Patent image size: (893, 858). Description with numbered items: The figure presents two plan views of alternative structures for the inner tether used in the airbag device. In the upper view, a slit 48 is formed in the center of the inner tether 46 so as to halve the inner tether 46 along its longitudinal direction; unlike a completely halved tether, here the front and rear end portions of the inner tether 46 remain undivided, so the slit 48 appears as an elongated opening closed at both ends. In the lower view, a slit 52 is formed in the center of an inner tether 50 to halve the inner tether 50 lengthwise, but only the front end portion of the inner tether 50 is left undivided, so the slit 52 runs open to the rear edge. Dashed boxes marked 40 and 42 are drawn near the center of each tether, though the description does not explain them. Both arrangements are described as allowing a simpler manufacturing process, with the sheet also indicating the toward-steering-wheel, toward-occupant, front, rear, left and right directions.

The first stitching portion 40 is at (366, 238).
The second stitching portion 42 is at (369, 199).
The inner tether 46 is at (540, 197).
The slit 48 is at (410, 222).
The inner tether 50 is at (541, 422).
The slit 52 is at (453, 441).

TASK :: Change "plan views" to "top views" throughout the items above, and reproduce them with nothing else altered.

TASK SOLUTION ::
Patent image size: (893, 858). Description with numbered items: The figure presents two top views of alternative structures for the inner tether used in the airbag device. In the upper view, a slit 48 is formed in the center of the inner tether 46 so as to halve the inner tether 46 along its longitudinal direction; unlike a completely halved tether, here the front and rear end portions of the inner tether 46 remain undivided, so the slit 48 appears as an elongated opening closed at both ends. In the lower view, a slit 52 is formed in the center of an inner tether 50 to halve the inner tether 50 lengthwise, but only the front end portion of the inner tether 50 is left undivided, so the slit 52 runs open to the rear edge. Dashed boxes marked 40 and 42 are drawn near the center of each tether, though the description does not explain them. Both arrangements are described as allowing a simpler manufacturing process, with the sheet also indicating the toward-steering-wheel, toward-occupant, front, rear, left and right directions.

The first stitching portion 40 is at (366, 238).
The second stitching portion 42 is at (369, 199).
The inner tether 46 is at (540, 197).
The slit 48 is at (410, 222).
The inner tether 50 is at (541, 422).
The slit 52 is at (453, 441).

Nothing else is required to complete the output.